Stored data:
* start *

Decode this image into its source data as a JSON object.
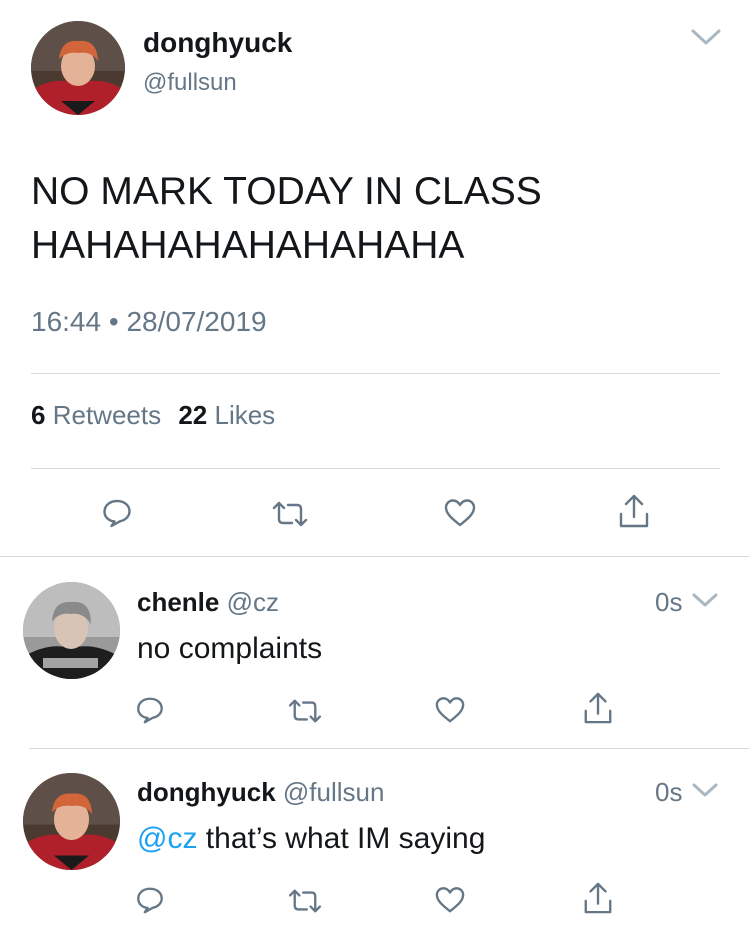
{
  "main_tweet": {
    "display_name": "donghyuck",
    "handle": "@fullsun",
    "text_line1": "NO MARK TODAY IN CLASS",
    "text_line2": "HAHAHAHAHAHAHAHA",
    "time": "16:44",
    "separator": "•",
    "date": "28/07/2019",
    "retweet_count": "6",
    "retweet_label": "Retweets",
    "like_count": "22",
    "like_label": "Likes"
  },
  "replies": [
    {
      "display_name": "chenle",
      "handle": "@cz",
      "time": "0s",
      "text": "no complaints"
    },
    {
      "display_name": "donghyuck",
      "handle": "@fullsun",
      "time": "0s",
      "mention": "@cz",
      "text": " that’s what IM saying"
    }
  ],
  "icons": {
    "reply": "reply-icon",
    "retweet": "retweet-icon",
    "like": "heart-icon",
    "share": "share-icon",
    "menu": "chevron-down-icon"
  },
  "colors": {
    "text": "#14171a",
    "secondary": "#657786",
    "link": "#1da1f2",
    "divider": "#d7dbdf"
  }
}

* end *

-- Given task --
What comes back should match the records exactly, minus any pictures.

-- Result of the exercise --
Decode this image into its source data as a JSON object.
{
  "main_tweet": {
    "display_name": "donghyuck",
    "handle": "@fullsun",
    "text_line1": "NO MARK TODAY IN CLASS",
    "text_line2": "HAHAHAHAHAHAHAHA",
    "time": "16:44",
    "separator": "•",
    "date": "28/07/2019",
    "retweet_count": "6",
    "retweet_label": "Retweets",
    "like_count": "22",
    "like_label": "Likes"
  },
  "replies": [
    {
      "display_name": "chenle",
      "handle": "@cz",
      "time": "0s",
      "text": "no complaints"
    },
    {
      "display_name": "donghyuck",
      "handle": "@fullsun",
      "time": "0s",
      "mention": "@cz",
      "text": " that’s what IM saying"
    }
  ],
  "icons": {
    "reply": "reply-icon",
    "retweet": "retweet-icon",
    "like": "heart-icon",
    "share": "share-icon",
    "menu": "chevron-down-icon"
  },
  "colors": {
    "text": "#14171a",
    "secondary": "#657786",
    "link": "#1da1f2",
    "divider": "#d7dbdf"
  }
}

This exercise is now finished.